Exclude the pictures and retype the entries as written.
## Start Dataset content
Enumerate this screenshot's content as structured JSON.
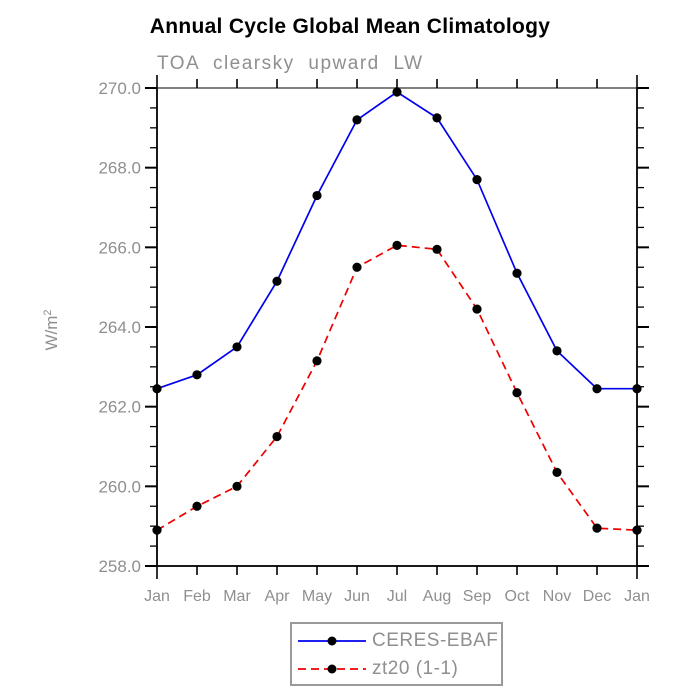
{
  "page": {
    "title": "Annual Cycle Global Mean Climatology",
    "subtitle": "TOA clearsky upward LW"
  },
  "chart_data": {
    "type": "line",
    "title": "Annual Cycle Global Mean Climatology",
    "subtitle": "TOA clearsky upward LW",
    "xlabel": "",
    "ylabel": "W/m²",
    "categories": [
      "Jan",
      "Feb",
      "Mar",
      "Apr",
      "May",
      "Jun",
      "Jul",
      "Aug",
      "Sep",
      "Oct",
      "Nov",
      "Dec",
      "Jan"
    ],
    "series": [
      {
        "name": "CERES-EBAF",
        "color": "#0000ee",
        "line_style": "solid",
        "marker": "filled-circle",
        "marker_color": "#000000",
        "values": [
          262.45,
          262.8,
          263.5,
          265.15,
          267.3,
          269.2,
          269.9,
          269.25,
          267.7,
          265.35,
          263.4,
          262.45,
          262.45
        ]
      },
      {
        "name": "zt20 (1-1)",
        "color": "#ee0000",
        "line_style": "dashed",
        "marker": "filled-circle",
        "marker_color": "#000000",
        "values": [
          258.9,
          259.5,
          260.0,
          261.25,
          263.15,
          265.5,
          266.05,
          265.95,
          264.45,
          262.35,
          260.35,
          258.95,
          258.9
        ]
      }
    ],
    "ylim": [
      258.0,
      270.0
    ],
    "yticks": [
      258,
      260,
      262,
      264,
      266,
      268,
      270
    ],
    "ytick_labels": [
      "258.0",
      "260.0",
      "262.0",
      "264.0",
      "266.0",
      "268.0",
      "270.0"
    ],
    "y_minor_tick_step": 0.5,
    "grid": false,
    "legend_position": "bottom-center",
    "axis_text_color": "#8f8f8f"
  },
  "legend": {
    "entries": [
      {
        "label": "CERES-EBAF"
      },
      {
        "label": "zt20 (1-1)"
      }
    ]
  }
}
## End Dataset content
Answer to this task:
Enumerate this screenshot's content as structured JSON.
{
  "page": {
    "title": "Annual Cycle Global Mean Climatology",
    "subtitle": "TOA clearsky upward LW"
  },
  "chart_data": {
    "type": "line",
    "title": "Annual Cycle Global Mean Climatology",
    "subtitle": "TOA clearsky upward LW",
    "xlabel": "",
    "ylabel": "W/m²",
    "categories": [
      "Jan",
      "Feb",
      "Mar",
      "Apr",
      "May",
      "Jun",
      "Jul",
      "Aug",
      "Sep",
      "Oct",
      "Nov",
      "Dec",
      "Jan"
    ],
    "series": [
      {
        "name": "CERES-EBAF",
        "color": "#0000ee",
        "line_style": "solid",
        "marker": "filled-circle",
        "marker_color": "#000000",
        "values": [
          262.45,
          262.8,
          263.5,
          265.15,
          267.3,
          269.2,
          269.9,
          269.25,
          267.7,
          265.35,
          263.4,
          262.45,
          262.45
        ]
      },
      {
        "name": "zt20 (1-1)",
        "color": "#ee0000",
        "line_style": "dashed",
        "marker": "filled-circle",
        "marker_color": "#000000",
        "values": [
          258.9,
          259.5,
          260.0,
          261.25,
          263.15,
          265.5,
          266.05,
          265.95,
          264.45,
          262.35,
          260.35,
          258.95,
          258.9
        ]
      }
    ],
    "ylim": [
      258.0,
      270.0
    ],
    "yticks": [
      258,
      260,
      262,
      264,
      266,
      268,
      270
    ],
    "ytick_labels": [
      "258.0",
      "260.0",
      "262.0",
      "264.0",
      "266.0",
      "268.0",
      "270.0"
    ],
    "y_minor_tick_step": 0.5,
    "grid": false,
    "legend_position": "bottom-center",
    "axis_text_color": "#8f8f8f"
  },
  "legend": {
    "entries": [
      {
        "label": "CERES-EBAF"
      },
      {
        "label": "zt20 (1-1)"
      }
    ]
  }
}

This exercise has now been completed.